Figure record extracts:

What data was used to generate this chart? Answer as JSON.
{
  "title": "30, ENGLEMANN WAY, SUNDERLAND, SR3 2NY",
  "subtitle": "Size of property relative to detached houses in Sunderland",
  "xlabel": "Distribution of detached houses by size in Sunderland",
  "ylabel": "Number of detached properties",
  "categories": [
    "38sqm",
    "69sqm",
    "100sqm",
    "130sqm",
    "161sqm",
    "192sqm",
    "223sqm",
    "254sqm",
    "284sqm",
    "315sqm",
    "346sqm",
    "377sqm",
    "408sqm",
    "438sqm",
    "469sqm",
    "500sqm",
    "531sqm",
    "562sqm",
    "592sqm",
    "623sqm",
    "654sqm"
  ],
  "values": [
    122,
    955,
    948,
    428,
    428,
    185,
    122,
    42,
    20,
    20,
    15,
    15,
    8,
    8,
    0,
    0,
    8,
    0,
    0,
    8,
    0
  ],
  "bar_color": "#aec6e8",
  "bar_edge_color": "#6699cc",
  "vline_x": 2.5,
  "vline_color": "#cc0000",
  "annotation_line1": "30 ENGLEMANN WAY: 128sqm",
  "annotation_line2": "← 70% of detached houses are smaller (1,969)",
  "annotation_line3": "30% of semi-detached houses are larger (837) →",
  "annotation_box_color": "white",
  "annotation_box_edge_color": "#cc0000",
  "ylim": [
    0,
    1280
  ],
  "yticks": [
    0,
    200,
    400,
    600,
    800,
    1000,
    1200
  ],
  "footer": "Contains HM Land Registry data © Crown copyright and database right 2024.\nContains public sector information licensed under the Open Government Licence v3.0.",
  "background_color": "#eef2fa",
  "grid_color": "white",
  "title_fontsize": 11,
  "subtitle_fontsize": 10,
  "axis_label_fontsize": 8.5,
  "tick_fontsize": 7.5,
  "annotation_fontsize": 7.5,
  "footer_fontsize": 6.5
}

## Exercise directions
Take the listing above and write it out again exactly.

## Expected output
What data was used to generate this chart? Answer as JSON.
{
  "title": "30, ENGLEMANN WAY, SUNDERLAND, SR3 2NY",
  "subtitle": "Size of property relative to detached houses in Sunderland",
  "xlabel": "Distribution of detached houses by size in Sunderland",
  "ylabel": "Number of detached properties",
  "categories": [
    "38sqm",
    "69sqm",
    "100sqm",
    "130sqm",
    "161sqm",
    "192sqm",
    "223sqm",
    "254sqm",
    "284sqm",
    "315sqm",
    "346sqm",
    "377sqm",
    "408sqm",
    "438sqm",
    "469sqm",
    "500sqm",
    "531sqm",
    "562sqm",
    "592sqm",
    "623sqm",
    "654sqm"
  ],
  "values": [
    122,
    955,
    948,
    428,
    428,
    185,
    122,
    42,
    20,
    20,
    15,
    15,
    8,
    8,
    0,
    0,
    8,
    0,
    0,
    8,
    0
  ],
  "bar_color": "#aec6e8",
  "bar_edge_color": "#6699cc",
  "vline_x": 2.5,
  "vline_color": "#cc0000",
  "annotation_line1": "30 ENGLEMANN WAY: 128sqm",
  "annotation_line2": "← 70% of detached houses are smaller (1,969)",
  "annotation_line3": "30% of semi-detached houses are larger (837) →",
  "annotation_box_color": "white",
  "annotation_box_edge_color": "#cc0000",
  "ylim": [
    0,
    1280
  ],
  "yticks": [
    0,
    200,
    400,
    600,
    800,
    1000,
    1200
  ],
  "footer": "Contains HM Land Registry data © Crown copyright and database right 2024.\nContains public sector information licensed under the Open Government Licence v3.0.",
  "background_color": "#eef2fa",
  "grid_color": "white",
  "title_fontsize": 11,
  "subtitle_fontsize": 10,
  "axis_label_fontsize": 8.5,
  "tick_fontsize": 7.5,
  "annotation_fontsize": 7.5,
  "footer_fontsize": 6.5
}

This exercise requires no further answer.